* begin Data listing *
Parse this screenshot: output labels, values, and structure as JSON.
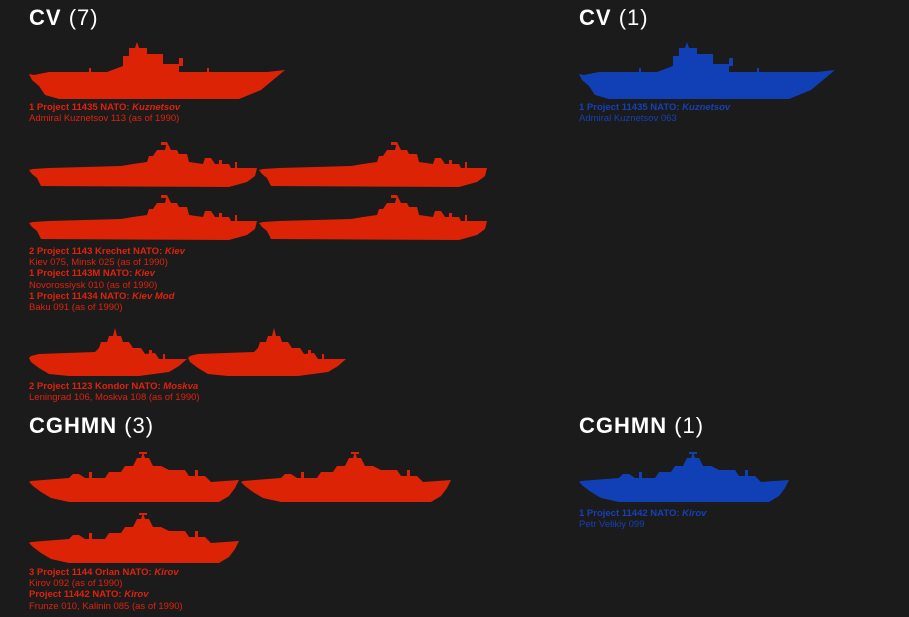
{
  "colors": {
    "background": "#1b1b1c",
    "red": "#dd2306",
    "blue": "#1140b6",
    "heading": "#ffffff"
  },
  "left": {
    "cv": {
      "title": "CV",
      "count": "(7)",
      "groups": [
        {
          "icon": "carrier-kuznetsov-silhouette",
          "lines": [
            {
              "prefix": "1 Project 11435 NATO: ",
              "nato": "Kuznetsov"
            },
            {
              "text": "Admiral Kuznetsov 113 (as of 1990)"
            }
          ]
        },
        {
          "icon": "carrier-kiev-silhouette",
          "lines": [
            {
              "prefix": "2 Project 1143 Krechet  NATO: ",
              "nato": "Kiev"
            },
            {
              "text": "Kiev 075, Minsk 025 (as of 1990)"
            },
            {
              "prefix": "1 Project 1143M  NATO: ",
              "nato": "Kiev"
            },
            {
              "text": "Novorossiysk 010 (as of 1990)"
            },
            {
              "prefix": "1 Project 11434 NATO: ",
              "nato": "Kiev Mod"
            },
            {
              "text": "Baku 091 (as of 1990)"
            }
          ]
        },
        {
          "icon": "helicopter-cruiser-moskva-silhouette",
          "lines": [
            {
              "prefix": "2 Project 1123 Kondor  NATO: ",
              "nato": "Moskva"
            },
            {
              "text": "Leningrad 106, Moskva 108 (as of 1990)"
            }
          ]
        }
      ]
    },
    "cghmn": {
      "title": "CGHMN",
      "count": "(3)",
      "groups": [
        {
          "icon": "battlecruiser-kirov-silhouette",
          "lines": [
            {
              "prefix": "3 Project 1144 Orlan  NATO: ",
              "nato": "Kirov"
            },
            {
              "text": "Kirov 092 (as of 1990)"
            },
            {
              "prefix": "Project 11442  NATO: ",
              "nato": "Kirov"
            },
            {
              "text": "Frunze 010, Kalinin 085 (as of 1990)"
            }
          ]
        }
      ]
    }
  },
  "right": {
    "cv": {
      "title": "CV",
      "count": "(1)",
      "groups": [
        {
          "icon": "carrier-kuznetsov-silhouette",
          "lines": [
            {
              "prefix": "1 Project 11435 NATO: ",
              "nato": "Kuznetsov"
            },
            {
              "text": "Admiral Kuznetsov 063"
            }
          ]
        }
      ]
    },
    "cghmn": {
      "title": "CGHMN",
      "count": "(1)",
      "groups": [
        {
          "icon": "battlecruiser-kirov-silhouette",
          "lines": [
            {
              "prefix": "1 Project 11442  NATO: ",
              "nato": "Kirov"
            },
            {
              "text": "Petr Velikiy 099"
            }
          ]
        }
      ]
    }
  }
}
* end Data listing *
Problem to solve:
Repeat all of the records verbatim, leaving out the pictures.

Expected output:
Parse this screenshot: output labels, values, and structure as JSON.
{
  "colors": {
    "background": "#1b1b1c",
    "red": "#dd2306",
    "blue": "#1140b6",
    "heading": "#ffffff"
  },
  "left": {
    "cv": {
      "title": "CV",
      "count": "(7)",
      "groups": [
        {
          "icon": "carrier-kuznetsov-silhouette",
          "lines": [
            {
              "prefix": "1 Project 11435 NATO: ",
              "nato": "Kuznetsov"
            },
            {
              "text": "Admiral Kuznetsov 113 (as of 1990)"
            }
          ]
        },
        {
          "icon": "carrier-kiev-silhouette",
          "lines": [
            {
              "prefix": "2 Project 1143 Krechet  NATO: ",
              "nato": "Kiev"
            },
            {
              "text": "Kiev 075, Minsk 025 (as of 1990)"
            },
            {
              "prefix": "1 Project 1143M  NATO: ",
              "nato": "Kiev"
            },
            {
              "text": "Novorossiysk 010 (as of 1990)"
            },
            {
              "prefix": "1 Project 11434 NATO: ",
              "nato": "Kiev Mod"
            },
            {
              "text": "Baku 091 (as of 1990)"
            }
          ]
        },
        {
          "icon": "helicopter-cruiser-moskva-silhouette",
          "lines": [
            {
              "prefix": "2 Project 1123 Kondor  NATO: ",
              "nato": "Moskva"
            },
            {
              "text": "Leningrad 106, Moskva 108 (as of 1990)"
            }
          ]
        }
      ]
    },
    "cghmn": {
      "title": "CGHMN",
      "count": "(3)",
      "groups": [
        {
          "icon": "battlecruiser-kirov-silhouette",
          "lines": [
            {
              "prefix": "3 Project 1144 Orlan  NATO: ",
              "nato": "Kirov"
            },
            {
              "text": "Kirov 092 (as of 1990)"
            },
            {
              "prefix": "Project 11442  NATO: ",
              "nato": "Kirov"
            },
            {
              "text": "Frunze 010, Kalinin 085 (as of 1990)"
            }
          ]
        }
      ]
    }
  },
  "right": {
    "cv": {
      "title": "CV",
      "count": "(1)",
      "groups": [
        {
          "icon": "carrier-kuznetsov-silhouette",
          "lines": [
            {
              "prefix": "1 Project 11435 NATO: ",
              "nato": "Kuznetsov"
            },
            {
              "text": "Admiral Kuznetsov 063"
            }
          ]
        }
      ]
    },
    "cghmn": {
      "title": "CGHMN",
      "count": "(1)",
      "groups": [
        {
          "icon": "battlecruiser-kirov-silhouette",
          "lines": [
            {
              "prefix": "1 Project 11442  NATO: ",
              "nato": "Kirov"
            },
            {
              "text": "Petr Velikiy 099"
            }
          ]
        }
      ]
    }
  }
}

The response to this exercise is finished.